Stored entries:
· · ·

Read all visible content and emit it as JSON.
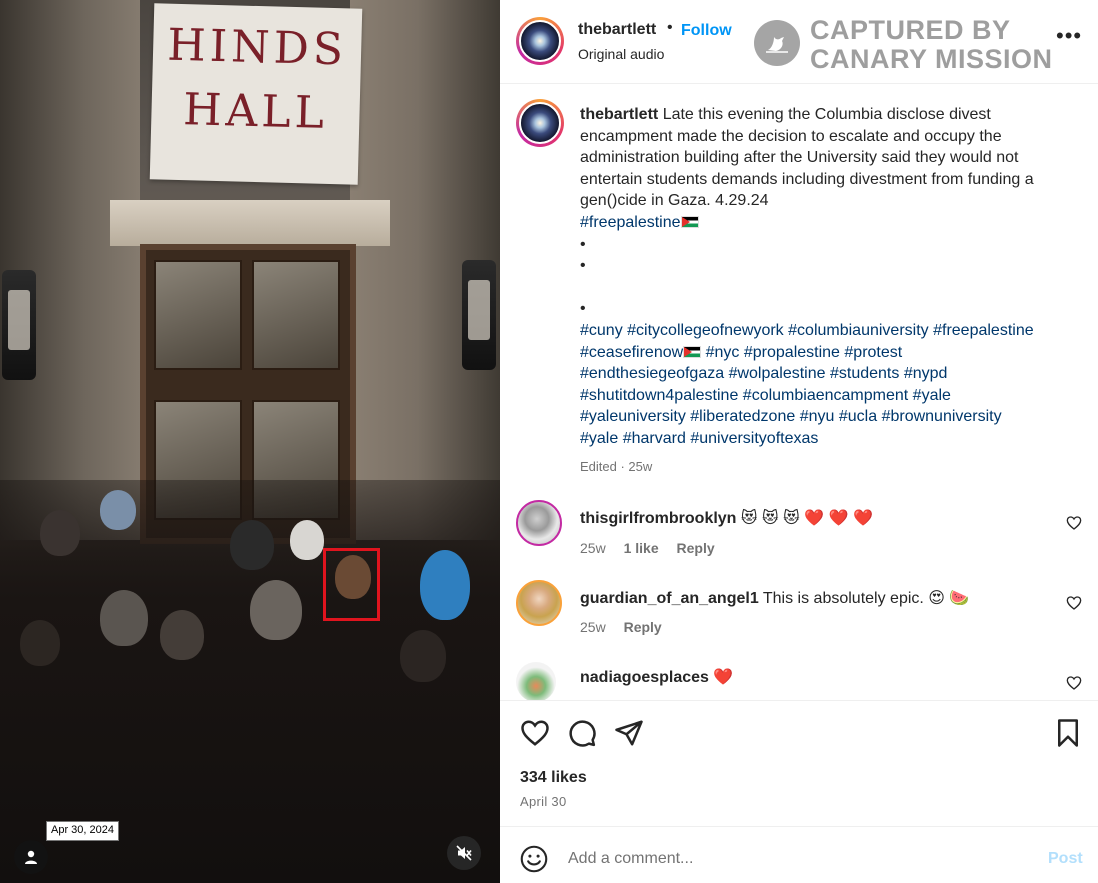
{
  "post": {
    "username": "thebartlett",
    "follow_label": "Follow",
    "audio_label": "Original audio",
    "watermark": [
      "CAPTURED BY",
      "CANARY MISSION"
    ],
    "more_label": "•••",
    "banner_text": [
      "HINDS",
      "HALL"
    ]
  },
  "caption": {
    "username": "thebartlett",
    "text": "Late this evening the Columbia disclose divest encampment made the decision to escalate and occupy the administration building after the University said they would not entertain students demands including divestment from funding a gen()cide in Gaza. 4.29.24",
    "hashtag_primary": "#freepalestine",
    "bullet": "•",
    "hashtags": [
      "#cuny",
      "#citycollegeofnewyork",
      "#columbiauniversity",
      "#freepalestine",
      "#ceasefirenow",
      "#nyc",
      "#propalestine",
      "#protest",
      "#endthesiegeofgaza",
      "#wolpalestine",
      "#students",
      "#nypd",
      "#shutitdown4palestine",
      "#columbiaencampment",
      "#yale",
      "#yaleuniversity",
      "#liberatedzone",
      "#nyu",
      "#ucla",
      "#brownuniversity",
      "#yale",
      "#harvard",
      "#universityoftexas"
    ],
    "edited": "Edited · 25w"
  },
  "comments": [
    {
      "username": "thisgirlfrombrooklyn",
      "text": "",
      "emojis": "😻 😻 😻 ❤️ ❤️ ❤️",
      "age": "25w",
      "likes": "1 like",
      "reply": "Reply"
    },
    {
      "username": "guardian_of_an_angel1",
      "text": "This is absolutely epic.",
      "emojis": "😍 🍉",
      "age": "25w",
      "likes": "",
      "reply": "Reply"
    },
    {
      "username": "nadiagoesplaces",
      "text": "",
      "emojis": "❤️",
      "age": "",
      "likes": "",
      "reply": ""
    }
  ],
  "stats": {
    "likes": "334 likes",
    "date": "April 30",
    "date_tooltip": "Apr 30, 2024"
  },
  "composer": {
    "placeholder": "Add a comment...",
    "post_label": "Post"
  },
  "colors": {
    "link_blue": "#0095f6",
    "hashtag": "#00376b",
    "highlight_box": "#e0141e"
  }
}
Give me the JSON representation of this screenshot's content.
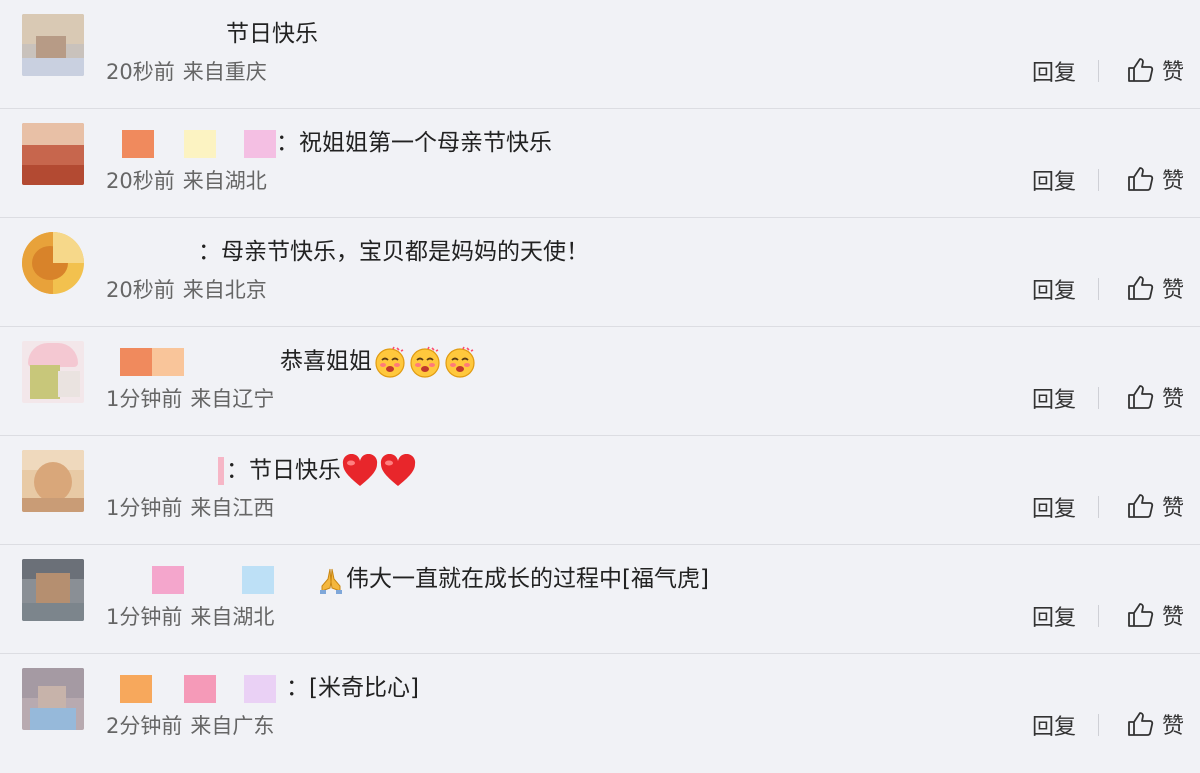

· · ·

» Challenge: Word for word, quote the full listing, omitting every picture.

» Response to this task:
Read all visible content and emit it as JSON.
{
  "post": {
    "username": "thebartlett",
    "follow_label": "Follow",
    "audio_label": "Original audio",
    "watermark": [
      "CAPTURED BY",
      "CANARY MISSION"
    ],
    "more_label": "•••",
    "banner_text": [
      "HINDS",
      "HALL"
    ]
  },
  "caption": {
    "username": "thebartlett",
    "text": "Late this evening the Columbia disclose divest encampment made the decision to escalate and occupy the administration building after the University said they would not entertain students demands including divestment from funding a gen()cide in Gaza. 4.29.24",
    "hashtag_primary": "#freepalestine",
    "bullet": "•",
    "hashtags": [
      "#cuny",
      "#citycollegeofnewyork",
      "#columbiauniversity",
      "#freepalestine",
      "#ceasefirenow",
      "#nyc",
      "#propalestine",
      "#protest",
      "#endthesiegeofgaza",
      "#wolpalestine",
      "#students",
      "#nypd",
      "#shutitdown4palestine",
      "#columbiaencampment",
      "#yale",
      "#yaleuniversity",
      "#liberatedzone",
      "#nyu",
      "#ucla",
      "#brownuniversity",
      "#yale",
      "#harvard",
      "#universityoftexas"
    ],
    "edited": "Edited · 25w"
  },
  "comments": [
    {
      "username": "thisgirlfrombrooklyn",
      "text": "",
      "emojis": "😻 😻 😻 ❤️ ❤️ ❤️",
      "age": "25w",
      "likes": "1 like",
      "reply": "Reply"
    },
    {
      "username": "guardian_of_an_angel1",
      "text": "This is absolutely epic.",
      "emojis": "😍 🍉",
      "age": "25w",
      "likes": "",
      "reply": "Reply"
    },
    {
      "username": "nadiagoesplaces",
      "text": "",
      "emojis": "❤️",
      "age": "",
      "likes": "",
      "reply": ""
    }
  ],
  "stats": {
    "likes": "334 likes",
    "date": "April 30",
    "date_tooltip": "Apr 30, 2024"
  },
  "composer": {
    "placeholder": "Add a comment...",
    "post_label": "Post"
  },
  "colors": {
    "link_blue": "#0095f6",
    "hashtag": "#00376b",
    "highlight_box": "#e0141e"
  }
}
Give me the JSON representation of this screenshot's content.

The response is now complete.